[Collected data entries]
====
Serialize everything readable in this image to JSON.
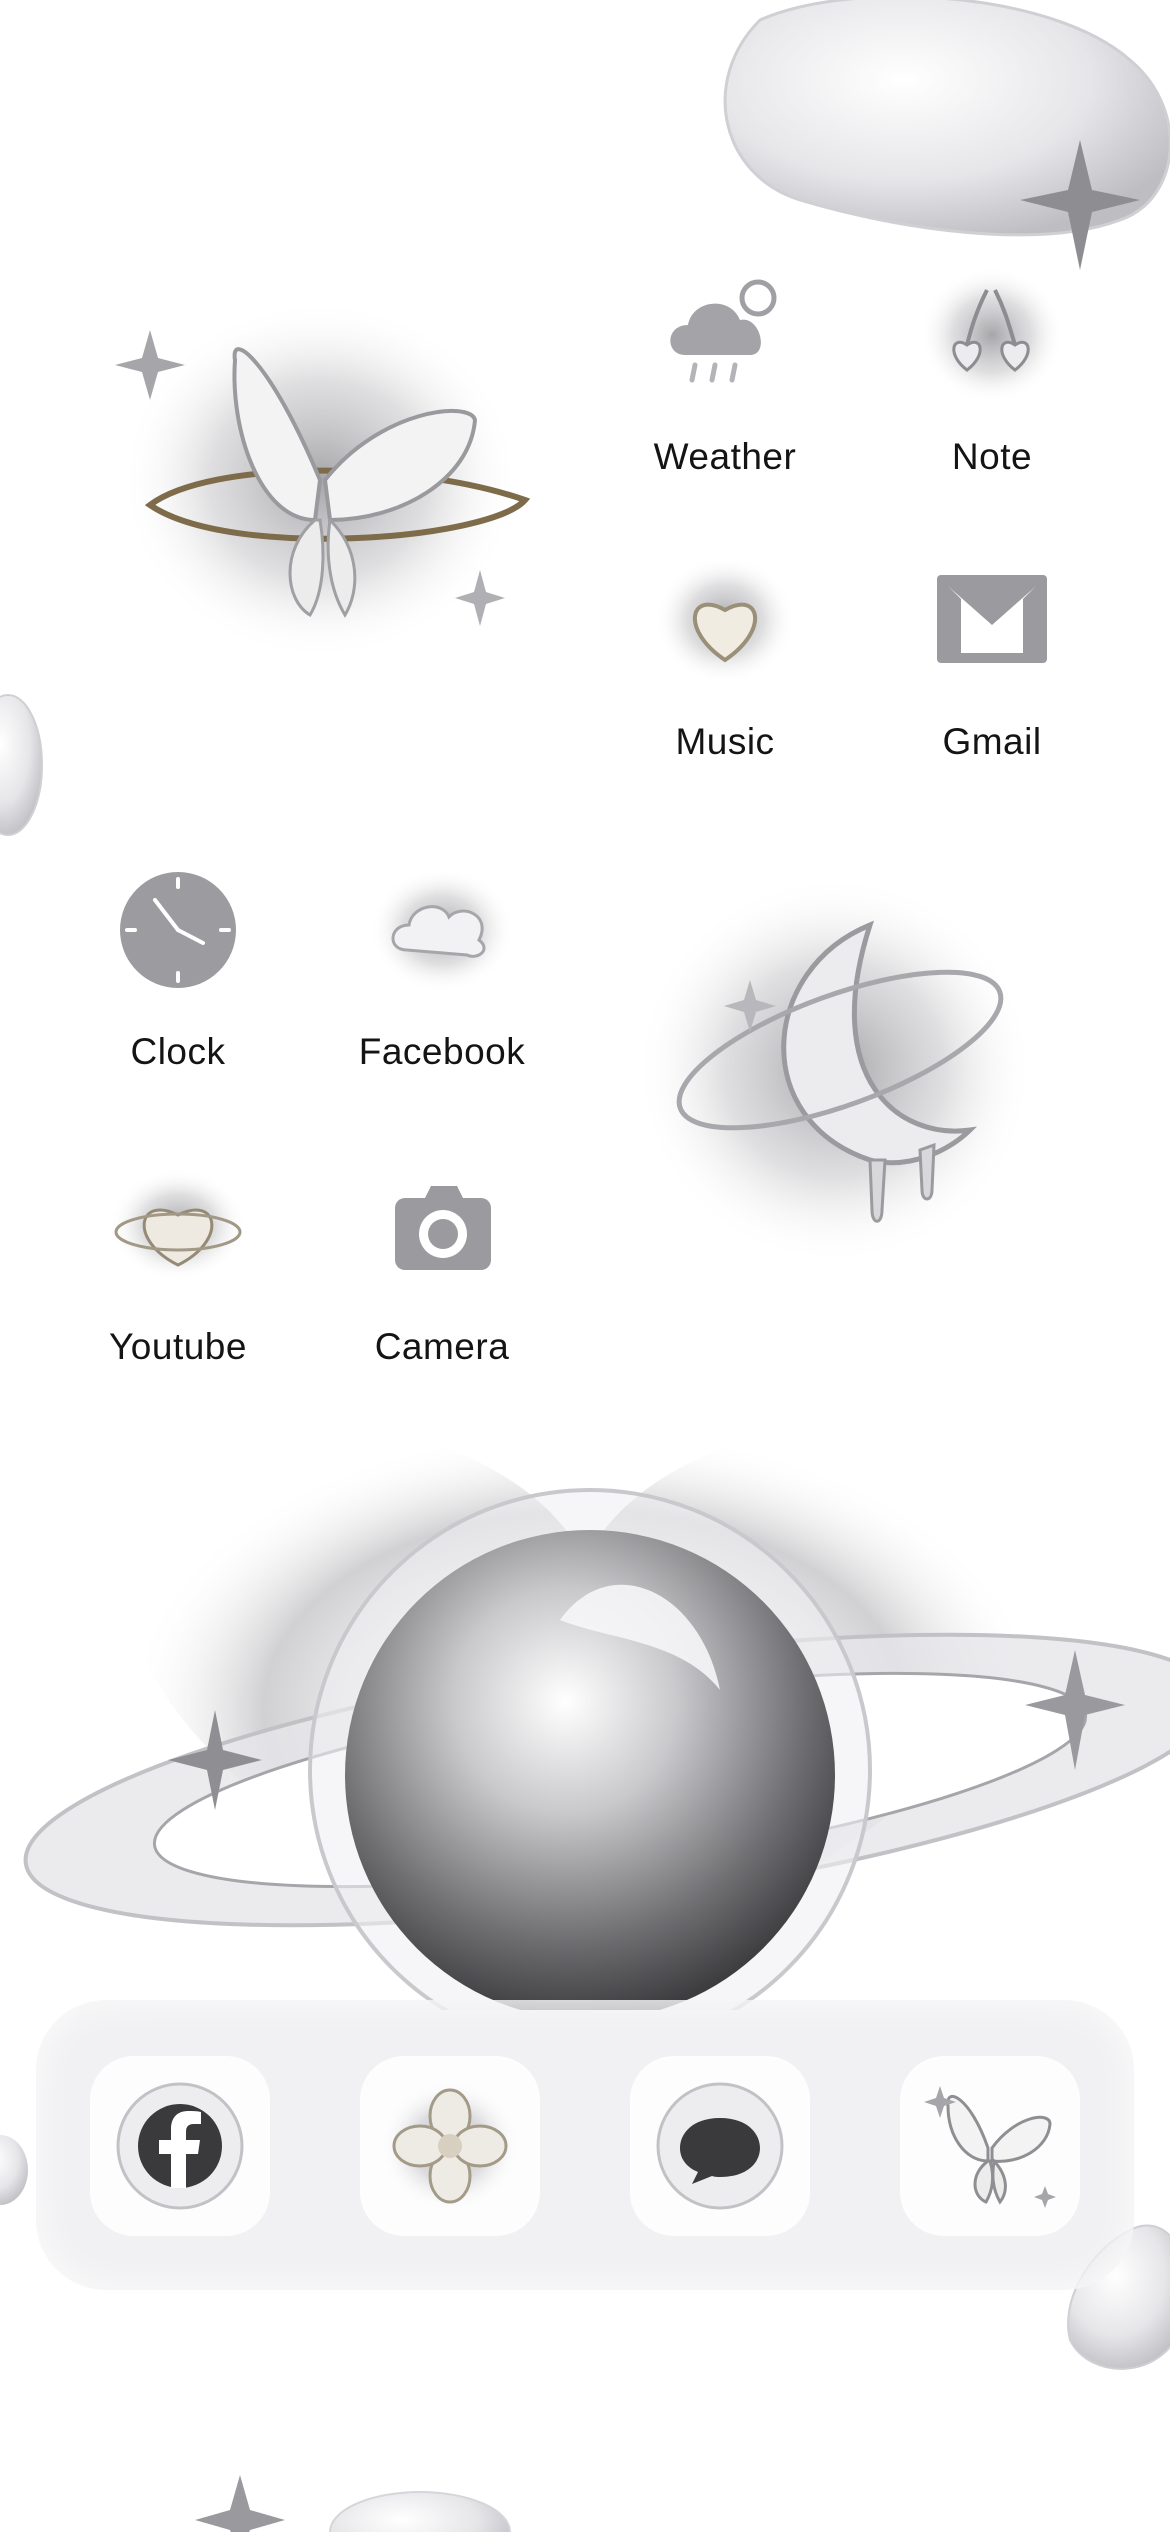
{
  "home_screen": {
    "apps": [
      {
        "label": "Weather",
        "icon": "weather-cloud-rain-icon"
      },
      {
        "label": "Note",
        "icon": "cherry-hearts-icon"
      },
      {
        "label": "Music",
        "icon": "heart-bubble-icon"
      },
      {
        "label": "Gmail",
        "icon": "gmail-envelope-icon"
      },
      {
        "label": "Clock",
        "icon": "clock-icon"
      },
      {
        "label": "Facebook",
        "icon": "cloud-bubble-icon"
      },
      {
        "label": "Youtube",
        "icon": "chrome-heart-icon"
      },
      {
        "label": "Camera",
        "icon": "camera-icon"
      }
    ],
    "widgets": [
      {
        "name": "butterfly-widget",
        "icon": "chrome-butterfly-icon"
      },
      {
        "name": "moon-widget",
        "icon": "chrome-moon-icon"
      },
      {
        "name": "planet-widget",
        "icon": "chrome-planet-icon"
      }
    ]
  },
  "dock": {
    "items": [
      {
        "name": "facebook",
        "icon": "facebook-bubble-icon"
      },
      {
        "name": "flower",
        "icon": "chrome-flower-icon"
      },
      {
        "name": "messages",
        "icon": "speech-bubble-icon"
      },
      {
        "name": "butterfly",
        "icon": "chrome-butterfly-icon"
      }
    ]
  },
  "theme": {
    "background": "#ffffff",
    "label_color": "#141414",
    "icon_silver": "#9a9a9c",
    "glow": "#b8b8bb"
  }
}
====
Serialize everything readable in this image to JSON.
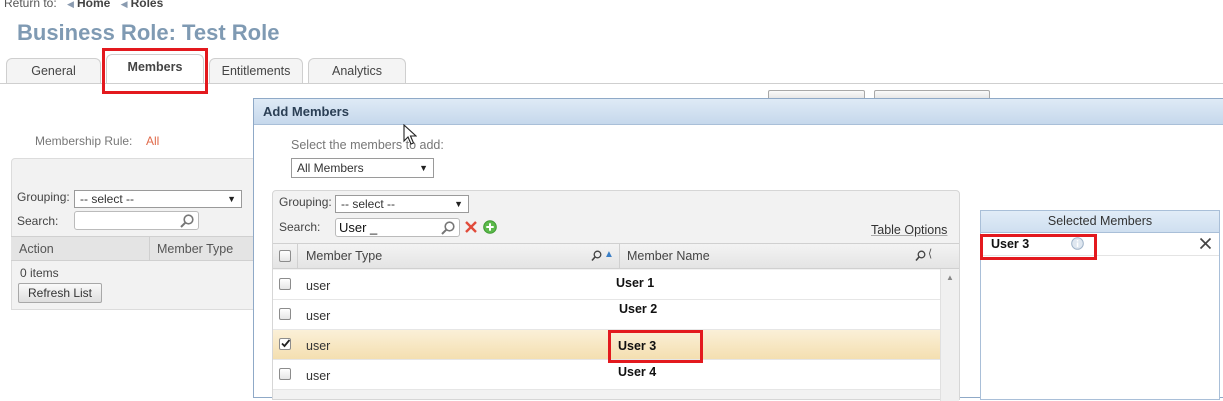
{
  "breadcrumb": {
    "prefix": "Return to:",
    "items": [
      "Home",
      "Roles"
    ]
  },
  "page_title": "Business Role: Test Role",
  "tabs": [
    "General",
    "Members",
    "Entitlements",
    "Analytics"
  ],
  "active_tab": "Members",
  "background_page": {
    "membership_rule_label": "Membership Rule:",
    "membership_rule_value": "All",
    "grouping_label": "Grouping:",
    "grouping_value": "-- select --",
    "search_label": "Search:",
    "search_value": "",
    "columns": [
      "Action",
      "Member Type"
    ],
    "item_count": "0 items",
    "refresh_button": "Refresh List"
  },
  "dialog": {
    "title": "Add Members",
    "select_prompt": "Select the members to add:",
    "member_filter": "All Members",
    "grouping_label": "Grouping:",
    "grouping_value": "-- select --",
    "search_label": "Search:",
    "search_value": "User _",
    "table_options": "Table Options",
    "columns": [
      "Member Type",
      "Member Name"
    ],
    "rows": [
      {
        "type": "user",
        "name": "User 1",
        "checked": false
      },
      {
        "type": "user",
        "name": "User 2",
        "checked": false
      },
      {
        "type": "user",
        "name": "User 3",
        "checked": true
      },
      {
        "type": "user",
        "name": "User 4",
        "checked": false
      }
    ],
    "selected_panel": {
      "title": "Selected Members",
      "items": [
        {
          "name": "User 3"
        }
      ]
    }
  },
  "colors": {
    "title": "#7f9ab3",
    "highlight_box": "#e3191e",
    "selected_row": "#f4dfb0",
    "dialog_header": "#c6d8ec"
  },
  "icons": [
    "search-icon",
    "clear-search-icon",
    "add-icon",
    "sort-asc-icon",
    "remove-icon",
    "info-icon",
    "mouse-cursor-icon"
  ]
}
====
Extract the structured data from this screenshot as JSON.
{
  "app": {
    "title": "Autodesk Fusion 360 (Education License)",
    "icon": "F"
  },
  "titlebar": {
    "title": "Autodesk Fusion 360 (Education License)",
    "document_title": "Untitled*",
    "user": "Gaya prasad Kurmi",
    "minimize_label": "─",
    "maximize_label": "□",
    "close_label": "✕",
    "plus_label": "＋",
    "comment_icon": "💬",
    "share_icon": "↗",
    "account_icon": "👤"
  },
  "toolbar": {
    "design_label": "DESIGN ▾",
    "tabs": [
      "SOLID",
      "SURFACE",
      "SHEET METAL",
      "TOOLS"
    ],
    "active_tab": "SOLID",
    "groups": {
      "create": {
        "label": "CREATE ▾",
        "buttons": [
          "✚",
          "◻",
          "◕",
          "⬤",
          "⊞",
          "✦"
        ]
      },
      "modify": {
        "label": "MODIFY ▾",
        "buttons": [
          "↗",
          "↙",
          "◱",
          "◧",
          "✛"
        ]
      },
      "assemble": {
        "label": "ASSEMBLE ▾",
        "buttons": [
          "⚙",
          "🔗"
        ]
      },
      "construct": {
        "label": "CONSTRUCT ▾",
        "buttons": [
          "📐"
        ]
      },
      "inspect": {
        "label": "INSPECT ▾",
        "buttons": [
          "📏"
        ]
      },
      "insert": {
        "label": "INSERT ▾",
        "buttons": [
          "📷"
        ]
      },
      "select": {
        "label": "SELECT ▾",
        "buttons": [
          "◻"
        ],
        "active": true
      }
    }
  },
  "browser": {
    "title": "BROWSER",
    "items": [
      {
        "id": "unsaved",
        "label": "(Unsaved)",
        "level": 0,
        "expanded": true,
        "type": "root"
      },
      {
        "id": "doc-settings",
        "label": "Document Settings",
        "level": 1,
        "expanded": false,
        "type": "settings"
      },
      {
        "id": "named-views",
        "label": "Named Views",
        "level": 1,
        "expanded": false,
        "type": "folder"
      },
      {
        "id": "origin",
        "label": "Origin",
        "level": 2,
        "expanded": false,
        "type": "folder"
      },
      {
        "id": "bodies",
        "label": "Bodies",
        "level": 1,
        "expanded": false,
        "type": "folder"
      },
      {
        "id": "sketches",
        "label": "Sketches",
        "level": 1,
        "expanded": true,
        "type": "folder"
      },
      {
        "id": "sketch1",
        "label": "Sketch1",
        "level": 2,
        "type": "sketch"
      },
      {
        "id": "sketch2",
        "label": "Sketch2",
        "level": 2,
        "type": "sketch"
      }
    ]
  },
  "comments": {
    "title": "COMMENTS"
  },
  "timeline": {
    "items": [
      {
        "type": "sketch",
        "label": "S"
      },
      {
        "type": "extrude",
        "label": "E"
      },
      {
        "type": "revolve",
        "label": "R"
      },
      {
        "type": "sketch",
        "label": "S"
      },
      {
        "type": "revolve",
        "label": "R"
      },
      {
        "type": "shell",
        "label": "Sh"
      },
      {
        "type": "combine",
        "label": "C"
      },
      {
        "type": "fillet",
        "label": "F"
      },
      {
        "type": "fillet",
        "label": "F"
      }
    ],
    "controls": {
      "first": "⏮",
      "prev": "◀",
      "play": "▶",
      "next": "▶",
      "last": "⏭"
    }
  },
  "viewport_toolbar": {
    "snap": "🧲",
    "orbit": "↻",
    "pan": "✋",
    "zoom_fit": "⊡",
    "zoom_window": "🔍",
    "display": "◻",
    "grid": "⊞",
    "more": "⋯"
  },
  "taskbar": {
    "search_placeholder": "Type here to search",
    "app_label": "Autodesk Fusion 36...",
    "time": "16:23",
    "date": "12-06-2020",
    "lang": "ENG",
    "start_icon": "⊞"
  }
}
====
From the entries above, copy every line where the word "flower" shows up.

◆ Completed task ◆
        "name": "flower",
        "icon": "chrome-flower-icon"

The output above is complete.